((

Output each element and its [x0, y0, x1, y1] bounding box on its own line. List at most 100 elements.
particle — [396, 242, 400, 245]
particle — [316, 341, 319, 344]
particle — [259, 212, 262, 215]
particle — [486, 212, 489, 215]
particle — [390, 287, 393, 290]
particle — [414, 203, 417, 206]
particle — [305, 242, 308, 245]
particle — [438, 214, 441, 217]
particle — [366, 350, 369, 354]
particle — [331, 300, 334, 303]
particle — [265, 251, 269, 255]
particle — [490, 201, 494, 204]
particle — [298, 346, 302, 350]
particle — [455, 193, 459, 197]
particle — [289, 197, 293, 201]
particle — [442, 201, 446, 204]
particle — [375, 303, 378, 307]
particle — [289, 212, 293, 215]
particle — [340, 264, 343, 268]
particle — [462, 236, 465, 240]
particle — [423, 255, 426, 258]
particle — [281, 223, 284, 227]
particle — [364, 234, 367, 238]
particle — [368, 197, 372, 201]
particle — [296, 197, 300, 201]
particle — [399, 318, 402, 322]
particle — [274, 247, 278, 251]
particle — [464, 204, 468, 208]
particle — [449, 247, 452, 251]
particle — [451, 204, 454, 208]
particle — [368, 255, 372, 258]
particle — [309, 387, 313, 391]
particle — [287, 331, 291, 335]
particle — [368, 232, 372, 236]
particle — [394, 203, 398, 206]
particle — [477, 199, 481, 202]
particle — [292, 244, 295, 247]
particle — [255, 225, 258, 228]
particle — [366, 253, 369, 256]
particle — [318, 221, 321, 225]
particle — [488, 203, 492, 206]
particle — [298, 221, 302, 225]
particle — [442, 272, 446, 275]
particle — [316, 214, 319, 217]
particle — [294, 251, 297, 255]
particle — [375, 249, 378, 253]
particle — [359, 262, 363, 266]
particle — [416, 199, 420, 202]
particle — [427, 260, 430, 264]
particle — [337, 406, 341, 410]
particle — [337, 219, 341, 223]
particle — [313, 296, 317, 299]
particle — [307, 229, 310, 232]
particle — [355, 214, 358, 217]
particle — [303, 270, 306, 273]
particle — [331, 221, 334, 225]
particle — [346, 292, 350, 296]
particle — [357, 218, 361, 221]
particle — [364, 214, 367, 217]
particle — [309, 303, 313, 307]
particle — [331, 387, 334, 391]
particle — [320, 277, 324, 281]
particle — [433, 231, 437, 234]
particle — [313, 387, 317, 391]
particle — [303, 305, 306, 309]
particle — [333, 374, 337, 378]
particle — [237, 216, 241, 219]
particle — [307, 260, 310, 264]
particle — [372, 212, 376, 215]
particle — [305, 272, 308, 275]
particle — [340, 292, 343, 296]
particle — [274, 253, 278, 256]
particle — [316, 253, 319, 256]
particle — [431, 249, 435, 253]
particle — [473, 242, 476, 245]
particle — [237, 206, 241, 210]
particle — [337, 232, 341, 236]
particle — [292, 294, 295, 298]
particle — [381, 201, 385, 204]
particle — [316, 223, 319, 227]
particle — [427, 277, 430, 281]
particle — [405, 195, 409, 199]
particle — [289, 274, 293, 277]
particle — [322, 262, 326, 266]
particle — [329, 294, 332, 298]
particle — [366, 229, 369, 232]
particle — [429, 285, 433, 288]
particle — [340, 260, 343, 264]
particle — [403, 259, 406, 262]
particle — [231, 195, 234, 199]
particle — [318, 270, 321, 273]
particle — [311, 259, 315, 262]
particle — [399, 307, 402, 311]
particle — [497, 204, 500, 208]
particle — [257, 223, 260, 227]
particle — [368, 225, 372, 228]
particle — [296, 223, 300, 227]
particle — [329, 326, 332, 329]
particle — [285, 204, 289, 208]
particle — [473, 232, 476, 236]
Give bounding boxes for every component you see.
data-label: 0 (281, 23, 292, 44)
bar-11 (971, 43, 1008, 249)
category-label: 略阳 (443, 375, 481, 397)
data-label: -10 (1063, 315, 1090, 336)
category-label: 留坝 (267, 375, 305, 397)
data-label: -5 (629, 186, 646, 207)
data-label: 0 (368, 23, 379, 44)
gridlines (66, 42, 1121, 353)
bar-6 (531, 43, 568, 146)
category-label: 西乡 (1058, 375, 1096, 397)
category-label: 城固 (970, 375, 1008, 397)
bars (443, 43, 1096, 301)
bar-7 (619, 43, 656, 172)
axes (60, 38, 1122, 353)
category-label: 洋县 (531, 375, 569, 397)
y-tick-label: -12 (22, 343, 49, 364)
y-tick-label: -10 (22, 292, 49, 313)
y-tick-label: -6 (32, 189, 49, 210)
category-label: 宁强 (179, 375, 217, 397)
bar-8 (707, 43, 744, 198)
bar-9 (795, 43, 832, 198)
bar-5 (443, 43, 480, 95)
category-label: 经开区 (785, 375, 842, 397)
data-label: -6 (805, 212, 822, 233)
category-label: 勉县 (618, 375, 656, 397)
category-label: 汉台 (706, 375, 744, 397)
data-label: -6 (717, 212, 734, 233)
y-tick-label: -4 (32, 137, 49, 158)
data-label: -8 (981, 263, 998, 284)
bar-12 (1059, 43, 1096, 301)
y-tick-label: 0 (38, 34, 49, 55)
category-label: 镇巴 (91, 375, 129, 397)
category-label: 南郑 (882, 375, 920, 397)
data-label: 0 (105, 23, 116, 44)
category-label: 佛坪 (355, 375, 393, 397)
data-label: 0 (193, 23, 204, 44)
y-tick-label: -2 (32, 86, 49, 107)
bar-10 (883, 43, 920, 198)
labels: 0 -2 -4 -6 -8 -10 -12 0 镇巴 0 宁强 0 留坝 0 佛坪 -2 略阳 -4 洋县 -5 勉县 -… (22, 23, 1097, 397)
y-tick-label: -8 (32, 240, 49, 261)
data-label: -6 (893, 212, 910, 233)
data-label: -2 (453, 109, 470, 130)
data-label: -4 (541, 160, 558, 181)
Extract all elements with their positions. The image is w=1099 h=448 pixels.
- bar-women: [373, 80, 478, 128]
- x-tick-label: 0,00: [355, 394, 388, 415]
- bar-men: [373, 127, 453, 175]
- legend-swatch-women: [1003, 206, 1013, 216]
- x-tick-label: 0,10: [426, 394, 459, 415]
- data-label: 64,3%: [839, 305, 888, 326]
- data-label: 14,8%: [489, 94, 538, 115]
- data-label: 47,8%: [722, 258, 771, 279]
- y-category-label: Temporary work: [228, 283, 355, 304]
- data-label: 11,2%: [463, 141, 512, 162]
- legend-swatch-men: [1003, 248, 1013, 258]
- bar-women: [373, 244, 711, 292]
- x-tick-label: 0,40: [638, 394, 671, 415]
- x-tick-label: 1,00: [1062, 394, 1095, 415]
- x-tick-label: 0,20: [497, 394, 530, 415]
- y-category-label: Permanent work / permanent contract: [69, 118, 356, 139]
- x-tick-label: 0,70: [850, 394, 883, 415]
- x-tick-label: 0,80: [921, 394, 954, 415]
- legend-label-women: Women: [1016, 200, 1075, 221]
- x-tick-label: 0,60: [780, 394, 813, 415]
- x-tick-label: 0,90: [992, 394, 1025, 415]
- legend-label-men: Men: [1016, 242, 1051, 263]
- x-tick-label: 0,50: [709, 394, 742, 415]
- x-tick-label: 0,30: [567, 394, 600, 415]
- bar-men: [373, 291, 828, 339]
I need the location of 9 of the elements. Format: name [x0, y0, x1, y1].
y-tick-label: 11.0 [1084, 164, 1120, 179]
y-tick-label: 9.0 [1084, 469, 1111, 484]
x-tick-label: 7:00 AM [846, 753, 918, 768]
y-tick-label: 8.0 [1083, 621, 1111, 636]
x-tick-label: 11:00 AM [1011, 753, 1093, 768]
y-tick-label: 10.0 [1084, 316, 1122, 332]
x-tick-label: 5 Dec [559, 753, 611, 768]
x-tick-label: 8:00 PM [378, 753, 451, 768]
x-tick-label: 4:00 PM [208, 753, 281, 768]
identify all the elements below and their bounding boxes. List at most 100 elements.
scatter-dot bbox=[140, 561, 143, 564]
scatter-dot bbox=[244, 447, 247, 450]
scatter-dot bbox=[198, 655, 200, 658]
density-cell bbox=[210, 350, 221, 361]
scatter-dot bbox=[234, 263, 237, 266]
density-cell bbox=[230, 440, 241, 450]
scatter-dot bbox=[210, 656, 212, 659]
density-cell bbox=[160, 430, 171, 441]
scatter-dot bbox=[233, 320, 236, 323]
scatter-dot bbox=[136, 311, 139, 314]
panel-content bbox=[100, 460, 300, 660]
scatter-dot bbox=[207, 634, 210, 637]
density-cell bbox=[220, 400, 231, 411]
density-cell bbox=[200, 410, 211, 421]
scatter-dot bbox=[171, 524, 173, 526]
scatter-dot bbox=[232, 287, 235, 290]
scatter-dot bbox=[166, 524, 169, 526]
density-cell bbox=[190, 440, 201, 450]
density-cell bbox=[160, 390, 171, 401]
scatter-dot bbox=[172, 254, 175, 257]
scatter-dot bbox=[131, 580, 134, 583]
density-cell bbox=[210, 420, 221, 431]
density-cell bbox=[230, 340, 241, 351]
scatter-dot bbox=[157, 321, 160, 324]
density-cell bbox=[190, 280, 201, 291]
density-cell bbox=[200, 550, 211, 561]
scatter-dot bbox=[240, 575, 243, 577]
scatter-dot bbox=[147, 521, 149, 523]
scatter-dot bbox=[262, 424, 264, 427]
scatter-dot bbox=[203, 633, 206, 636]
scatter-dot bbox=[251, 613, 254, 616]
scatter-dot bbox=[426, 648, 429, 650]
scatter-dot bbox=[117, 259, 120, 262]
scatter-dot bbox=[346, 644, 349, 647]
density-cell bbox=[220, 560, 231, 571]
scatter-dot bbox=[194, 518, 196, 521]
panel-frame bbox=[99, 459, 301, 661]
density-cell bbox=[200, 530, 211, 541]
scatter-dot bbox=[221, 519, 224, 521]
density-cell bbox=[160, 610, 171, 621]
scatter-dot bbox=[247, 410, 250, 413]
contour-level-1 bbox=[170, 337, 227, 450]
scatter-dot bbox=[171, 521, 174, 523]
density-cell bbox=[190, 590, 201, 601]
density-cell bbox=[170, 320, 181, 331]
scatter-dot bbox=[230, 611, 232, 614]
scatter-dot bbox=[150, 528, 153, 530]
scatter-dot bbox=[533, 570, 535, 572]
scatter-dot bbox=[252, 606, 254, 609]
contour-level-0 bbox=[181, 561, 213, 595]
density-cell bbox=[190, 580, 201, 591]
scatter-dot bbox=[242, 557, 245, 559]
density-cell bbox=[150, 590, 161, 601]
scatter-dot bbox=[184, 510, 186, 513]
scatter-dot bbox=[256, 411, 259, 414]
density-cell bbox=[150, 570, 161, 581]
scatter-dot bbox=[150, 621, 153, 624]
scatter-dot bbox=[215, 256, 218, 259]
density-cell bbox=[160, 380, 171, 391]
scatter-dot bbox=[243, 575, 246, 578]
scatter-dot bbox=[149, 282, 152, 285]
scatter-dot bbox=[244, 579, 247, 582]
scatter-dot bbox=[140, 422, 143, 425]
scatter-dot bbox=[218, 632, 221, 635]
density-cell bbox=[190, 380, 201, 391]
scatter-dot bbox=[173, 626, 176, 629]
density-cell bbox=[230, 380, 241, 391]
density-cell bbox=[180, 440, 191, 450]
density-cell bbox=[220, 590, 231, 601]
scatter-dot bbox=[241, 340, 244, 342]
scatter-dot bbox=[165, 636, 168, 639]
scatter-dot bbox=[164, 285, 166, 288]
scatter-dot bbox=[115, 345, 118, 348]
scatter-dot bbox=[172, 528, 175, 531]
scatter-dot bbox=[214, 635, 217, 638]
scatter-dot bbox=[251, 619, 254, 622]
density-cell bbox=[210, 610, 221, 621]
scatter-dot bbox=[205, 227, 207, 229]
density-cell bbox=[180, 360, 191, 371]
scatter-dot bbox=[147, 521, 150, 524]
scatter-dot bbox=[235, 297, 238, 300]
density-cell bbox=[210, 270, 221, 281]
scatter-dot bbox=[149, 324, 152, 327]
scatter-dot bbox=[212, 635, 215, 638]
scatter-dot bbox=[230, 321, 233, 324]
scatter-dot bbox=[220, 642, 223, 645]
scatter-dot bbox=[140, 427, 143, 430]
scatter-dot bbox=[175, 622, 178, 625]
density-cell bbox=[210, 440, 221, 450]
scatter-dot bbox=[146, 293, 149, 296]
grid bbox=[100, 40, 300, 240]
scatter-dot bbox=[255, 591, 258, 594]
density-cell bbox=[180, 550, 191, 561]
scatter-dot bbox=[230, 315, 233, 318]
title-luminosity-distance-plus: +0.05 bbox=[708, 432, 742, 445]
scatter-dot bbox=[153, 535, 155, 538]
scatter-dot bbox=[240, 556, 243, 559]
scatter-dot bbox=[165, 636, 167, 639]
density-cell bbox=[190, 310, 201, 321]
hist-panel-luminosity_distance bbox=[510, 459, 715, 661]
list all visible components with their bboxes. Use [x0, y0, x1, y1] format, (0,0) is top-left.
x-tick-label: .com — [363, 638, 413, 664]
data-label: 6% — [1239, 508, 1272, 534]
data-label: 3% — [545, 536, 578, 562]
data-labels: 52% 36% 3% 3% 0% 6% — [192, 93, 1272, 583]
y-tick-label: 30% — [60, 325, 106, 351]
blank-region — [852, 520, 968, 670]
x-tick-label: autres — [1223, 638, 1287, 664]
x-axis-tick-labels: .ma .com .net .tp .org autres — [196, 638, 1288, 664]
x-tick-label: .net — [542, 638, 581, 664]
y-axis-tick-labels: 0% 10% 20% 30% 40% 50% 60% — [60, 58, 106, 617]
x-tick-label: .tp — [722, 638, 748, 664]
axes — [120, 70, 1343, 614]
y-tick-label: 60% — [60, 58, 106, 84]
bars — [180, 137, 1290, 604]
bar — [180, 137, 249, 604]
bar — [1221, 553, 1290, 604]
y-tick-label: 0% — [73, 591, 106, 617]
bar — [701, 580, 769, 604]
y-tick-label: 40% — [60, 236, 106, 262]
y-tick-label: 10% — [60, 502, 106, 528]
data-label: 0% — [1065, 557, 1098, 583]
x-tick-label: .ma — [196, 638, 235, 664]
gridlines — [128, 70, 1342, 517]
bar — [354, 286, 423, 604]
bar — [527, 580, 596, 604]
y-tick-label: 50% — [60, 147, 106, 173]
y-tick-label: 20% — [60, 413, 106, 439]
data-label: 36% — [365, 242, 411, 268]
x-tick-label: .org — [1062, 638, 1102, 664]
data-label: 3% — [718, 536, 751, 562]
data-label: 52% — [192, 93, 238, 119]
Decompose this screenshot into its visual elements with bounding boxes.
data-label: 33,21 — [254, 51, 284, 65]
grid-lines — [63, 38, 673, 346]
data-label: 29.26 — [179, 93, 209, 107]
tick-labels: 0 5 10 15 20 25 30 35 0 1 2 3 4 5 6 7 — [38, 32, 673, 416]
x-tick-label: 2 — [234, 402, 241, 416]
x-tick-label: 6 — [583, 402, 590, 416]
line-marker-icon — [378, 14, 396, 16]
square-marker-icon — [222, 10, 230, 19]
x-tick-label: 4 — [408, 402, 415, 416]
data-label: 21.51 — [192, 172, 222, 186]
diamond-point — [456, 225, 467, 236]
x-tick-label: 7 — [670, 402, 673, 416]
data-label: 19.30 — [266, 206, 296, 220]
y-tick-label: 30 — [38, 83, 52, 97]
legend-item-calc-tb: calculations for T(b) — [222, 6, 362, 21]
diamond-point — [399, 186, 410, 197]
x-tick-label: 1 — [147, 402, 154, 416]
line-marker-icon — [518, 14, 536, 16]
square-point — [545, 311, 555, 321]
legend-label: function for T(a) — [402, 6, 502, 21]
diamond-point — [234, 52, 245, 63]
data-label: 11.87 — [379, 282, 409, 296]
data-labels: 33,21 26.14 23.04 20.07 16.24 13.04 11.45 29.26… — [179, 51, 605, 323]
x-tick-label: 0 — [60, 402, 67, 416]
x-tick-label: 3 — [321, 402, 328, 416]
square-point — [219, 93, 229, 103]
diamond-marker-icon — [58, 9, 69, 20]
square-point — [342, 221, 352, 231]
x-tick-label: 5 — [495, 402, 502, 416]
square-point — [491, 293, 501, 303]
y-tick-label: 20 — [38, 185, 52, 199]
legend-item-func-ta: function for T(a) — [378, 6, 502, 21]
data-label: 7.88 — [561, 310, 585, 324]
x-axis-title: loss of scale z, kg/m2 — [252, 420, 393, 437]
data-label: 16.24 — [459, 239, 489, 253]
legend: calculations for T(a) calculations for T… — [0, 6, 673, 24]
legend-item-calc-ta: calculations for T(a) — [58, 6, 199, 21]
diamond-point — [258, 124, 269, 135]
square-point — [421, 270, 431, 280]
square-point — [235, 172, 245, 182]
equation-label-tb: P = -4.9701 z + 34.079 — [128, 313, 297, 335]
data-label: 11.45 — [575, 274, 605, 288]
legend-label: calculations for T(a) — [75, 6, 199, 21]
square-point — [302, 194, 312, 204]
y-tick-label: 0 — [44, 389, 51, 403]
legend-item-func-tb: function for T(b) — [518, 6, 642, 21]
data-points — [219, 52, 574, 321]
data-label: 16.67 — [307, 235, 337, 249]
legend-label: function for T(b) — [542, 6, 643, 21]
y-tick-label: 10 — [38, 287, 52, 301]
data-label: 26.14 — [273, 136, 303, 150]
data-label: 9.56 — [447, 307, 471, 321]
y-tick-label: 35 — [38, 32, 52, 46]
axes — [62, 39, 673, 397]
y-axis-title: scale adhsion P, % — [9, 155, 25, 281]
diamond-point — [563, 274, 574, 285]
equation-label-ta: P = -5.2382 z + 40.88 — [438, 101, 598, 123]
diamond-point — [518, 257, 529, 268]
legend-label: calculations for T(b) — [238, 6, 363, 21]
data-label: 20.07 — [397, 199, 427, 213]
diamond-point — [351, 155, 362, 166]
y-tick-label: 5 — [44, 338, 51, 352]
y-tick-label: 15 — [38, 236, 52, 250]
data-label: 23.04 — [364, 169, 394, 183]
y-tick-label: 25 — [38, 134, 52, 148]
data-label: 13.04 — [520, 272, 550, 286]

))

● **Challenge**
Set down the records above verbatim, starting at their first line and ending at the line that contains "particle — [438, 214, 441, 217]", with both of those lines included.

● **Expected output**
Output each element and its [x0, y0, x1, y1] bounding box on its own line. List at most 100 elements.
particle — [396, 242, 400, 245]
particle — [316, 341, 319, 344]
particle — [259, 212, 262, 215]
particle — [486, 212, 489, 215]
particle — [390, 287, 393, 290]
particle — [414, 203, 417, 206]
particle — [305, 242, 308, 245]
particle — [438, 214, 441, 217]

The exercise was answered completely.